Could you write out the records below again with every "bounding boxes" swapped for "bounding rectangles", changing nothing else and leaving out the pictures?

- [Records for the task]

============

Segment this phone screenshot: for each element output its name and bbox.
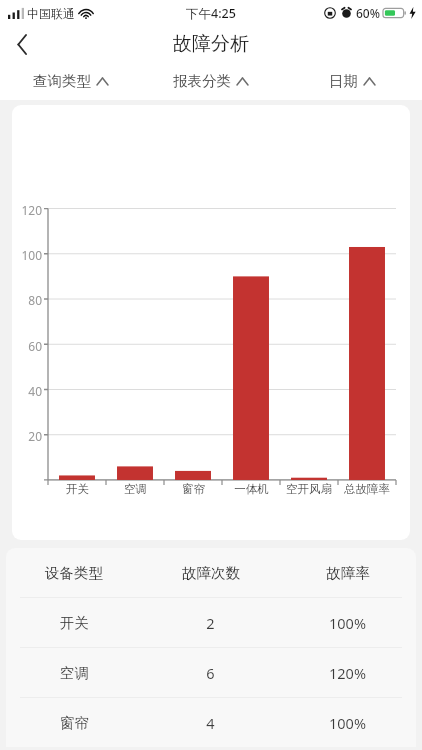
staticText: 开关 <box>66 482 89 496</box>
staticText: 设备类型 <box>45 564 103 582</box>
staticText: 20 <box>12 428 42 444</box>
staticText: 日期 <box>329 72 358 90</box>
staticText: 故障次数 <box>182 564 240 582</box>
staticText: 80 <box>12 292 42 308</box>
staticText: 120% <box>329 663 366 683</box>
button[interactable]: 查询类型 <box>0 62 140 100</box>
button[interactable]: 设备类型 <box>6 548 416 597</box>
staticText: 4 <box>206 713 215 733</box>
button[interactable]: 日期 <box>281 62 422 100</box>
staticText: 空开风扇 <box>286 482 332 496</box>
staticText: 总故障率 <box>344 482 390 496</box>
staticText: 100 <box>12 247 42 263</box>
staticText: 查询类型 <box>33 72 91 90</box>
staticText: 窗帘 <box>182 482 205 496</box>
staticText: 开关 <box>60 614 89 632</box>
staticText: 60% <box>356 5 380 21</box>
staticText: 100% <box>329 613 366 633</box>
staticText: 中国联通 <box>27 6 75 21</box>
staticText: 60 <box>12 338 42 354</box>
staticText: 一体机 <box>234 482 269 496</box>
button[interactable]: 窗帘 <box>6 698 416 747</box>
staticText: 空调 <box>124 482 147 496</box>
staticText: 120 <box>12 202 42 218</box>
staticText: 报表分类 <box>173 72 231 90</box>
button[interactable]: 空调 <box>6 648 416 697</box>
staticText: 空调 <box>60 664 89 682</box>
staticText: 40 <box>12 383 42 399</box>
staticText: 故障率 <box>326 564 370 582</box>
button[interactable]: 报表分类 <box>140 62 281 100</box>
staticText: 6 <box>206 663 215 683</box>
staticText: 下午4:25 <box>186 5 236 22</box>
staticText: 故障分析 <box>173 32 249 56</box>
button[interactable]: 开关 <box>6 598 416 647</box>
button[interactable]: 返回 <box>0 26 44 62</box>
staticText: 100% <box>329 713 366 733</box>
staticText: 窗帘 <box>60 714 89 732</box>
staticText: 2 <box>206 613 215 633</box>
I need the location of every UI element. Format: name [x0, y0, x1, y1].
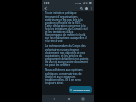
button[interactable]: Back	[50, 95, 57, 102]
button[interactable]: Recent apps	[79, 95, 86, 102]
button[interactable]: Profile	[84, 6, 89, 11]
staticText: Toute initiative politique émanant d'org…	[45, 11, 89, 42]
button[interactable]: Home	[65, 95, 72, 102]
staticText: La mémorandum du Corps des volontaires r…	[45, 44, 89, 66]
button[interactable]: More options	[89, 6, 93, 10]
staticText: Nouveau mess.	[73, 88, 91, 91]
button[interactable]: Back	[43, 6, 48, 11]
staticText: Nous adhérons aux opinions politiques co…	[45, 68, 89, 84]
button[interactable]: Nouveau mess.	[69, 86, 92, 93]
staticText: 17:49	[75, 1, 82, 4]
button[interactable]: Search	[79, 6, 84, 11]
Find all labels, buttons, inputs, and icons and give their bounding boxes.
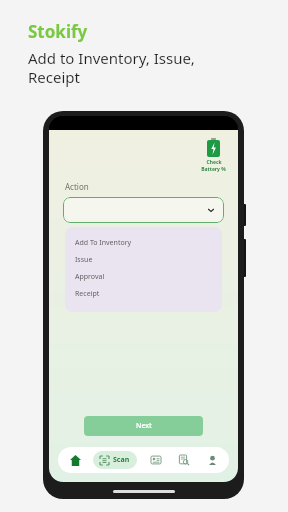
staticText: Approval: [75, 272, 105, 282]
button[interactable]: Receipt: [75, 285, 222, 302]
staticText: Check: [206, 159, 222, 166]
button[interactable]: Records: [146, 450, 166, 470]
staticText: Stokify: [28, 20, 88, 43]
button[interactable]: Next: [84, 416, 203, 436]
staticText: Next: [136, 421, 152, 431]
button[interactable]: Search Reports: [174, 450, 194, 470]
staticText: Action: [65, 181, 89, 192]
button[interactable]: Profile: [202, 450, 222, 470]
button[interactable]: Action dropdown: [63, 197, 224, 223]
button[interactable]: Scan: [93, 451, 137, 469]
staticText: Receipt: [75, 289, 100, 299]
button[interactable]: Issue: [75, 251, 222, 268]
button[interactable]: Add To Inventory: [75, 234, 222, 251]
button[interactable]: Check Battery Percent: [197, 136, 230, 175]
staticText: Battery %: [201, 166, 226, 173]
button[interactable]: Approval: [75, 268, 222, 285]
staticText: Add To Inventory: [75, 238, 132, 248]
button[interactable]: Home: [65, 450, 85, 470]
staticText: Scan: [113, 455, 130, 465]
staticText: Add to Inventory, Issue, Receipt: [28, 48, 195, 87]
staticText: Issue: [75, 255, 93, 265]
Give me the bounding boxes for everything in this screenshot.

============

- [Task solution]
Segment this phone screenshot: for each element output its name and bbox.
staticText: 开关 <box>66 482 89 496</box>
staticText: 设备类型 <box>45 564 103 582</box>
staticText: 20 <box>12 428 42 444</box>
staticText: 日期 <box>329 72 358 90</box>
staticText: 故障次数 <box>182 564 240 582</box>
staticText: 80 <box>12 292 42 308</box>
staticText: 120% <box>329 663 366 683</box>
button[interactable]: 查询类型 <box>0 62 140 100</box>
button[interactable]: 设备类型 <box>6 548 416 597</box>
staticText: 4 <box>206 713 215 733</box>
button[interactable]: 日期 <box>281 62 422 100</box>
staticText: 空开风扇 <box>286 482 332 496</box>
staticText: 总故障率 <box>344 482 390 496</box>
staticText: 100 <box>12 247 42 263</box>
staticText: 查询类型 <box>33 72 91 90</box>
staticText: 窗帘 <box>182 482 205 496</box>
staticText: 开关 <box>60 614 89 632</box>
staticText: 60% <box>356 5 380 21</box>
staticText: 100% <box>329 613 366 633</box>
staticText: 中国联通 <box>27 6 75 21</box>
staticText: 60 <box>12 338 42 354</box>
staticText: 一体机 <box>234 482 269 496</box>
button[interactable]: 窗帘 <box>6 698 416 747</box>
staticText: 空调 <box>124 482 147 496</box>
staticText: 120 <box>12 202 42 218</box>
staticText: 报表分类 <box>173 72 231 90</box>
button[interactable]: 空调 <box>6 648 416 697</box>
staticText: 空调 <box>60 664 89 682</box>
staticText: 40 <box>12 383 42 399</box>
staticText: 故障率 <box>326 564 370 582</box>
button[interactable]: 报表分类 <box>140 62 281 100</box>
staticText: 6 <box>206 663 215 683</box>
staticText: 下午4:25 <box>186 5 236 22</box>
staticText: 故障分析 <box>173 32 249 56</box>
button[interactable]: 开关 <box>6 598 416 647</box>
button[interactable]: 返回 <box>0 26 44 62</box>
staticText: 100% <box>329 713 366 733</box>
staticText: 窗帘 <box>60 714 89 732</box>
staticText: 2 <box>206 613 215 633</box>
I need the location of every UI element. Format: name [x0, y0, x1, y1].
button[interactable]: Back	[50, 95, 57, 102]
button[interactable]: Recent apps	[79, 95, 86, 102]
button[interactable]: Profile	[84, 6, 89, 11]
staticText: Toute initiative politique émanant d'org…	[45, 11, 89, 42]
button[interactable]: Home	[65, 95, 72, 102]
staticText: La mémorandum du Corps des volontaires r…	[45, 44, 89, 66]
button[interactable]: More options	[89, 6, 93, 10]
staticText: Nouveau mess.	[73, 88, 91, 91]
button[interactable]: Back	[43, 6, 48, 11]
staticText: Nous adhérons aux opinions politiques co…	[45, 68, 89, 84]
button[interactable]: Nouveau mess.	[69, 86, 92, 93]
staticText: 17:49	[75, 1, 82, 4]
button[interactable]: Search	[79, 6, 84, 11]
Find all labels, buttons, inputs, and icons and give their bounding rectangles.
staticText: Approval: [75, 272, 105, 282]
button[interactable]: Receipt: [75, 285, 222, 302]
staticText: Check: [206, 159, 222, 166]
button[interactable]: Records: [146, 450, 166, 470]
staticText: Stokify: [28, 20, 88, 43]
button[interactable]: Next: [84, 416, 203, 436]
staticText: Next: [136, 421, 152, 431]
button[interactable]: Search Reports: [174, 450, 194, 470]
staticText: Action: [65, 181, 89, 192]
button[interactable]: Profile: [202, 450, 222, 470]
button[interactable]: Action dropdown: [63, 197, 224, 223]
button[interactable]: Scan: [93, 451, 137, 469]
staticText: Receipt: [75, 289, 100, 299]
button[interactable]: Issue: [75, 251, 222, 268]
button[interactable]: Add To Inventory: [75, 234, 222, 251]
button[interactable]: Check Battery Percent: [197, 136, 230, 175]
staticText: Battery %: [201, 166, 226, 173]
button[interactable]: Approval: [75, 268, 222, 285]
staticText: Add To Inventory: [75, 238, 132, 248]
button[interactable]: Home: [65, 450, 85, 470]
staticText: Scan: [113, 455, 130, 465]
staticText: Add to Inventory, Issue, Receipt: [28, 48, 195, 87]
staticText: Issue: [75, 255, 93, 265]
Give me the bounding rectangles for everything in this screenshot.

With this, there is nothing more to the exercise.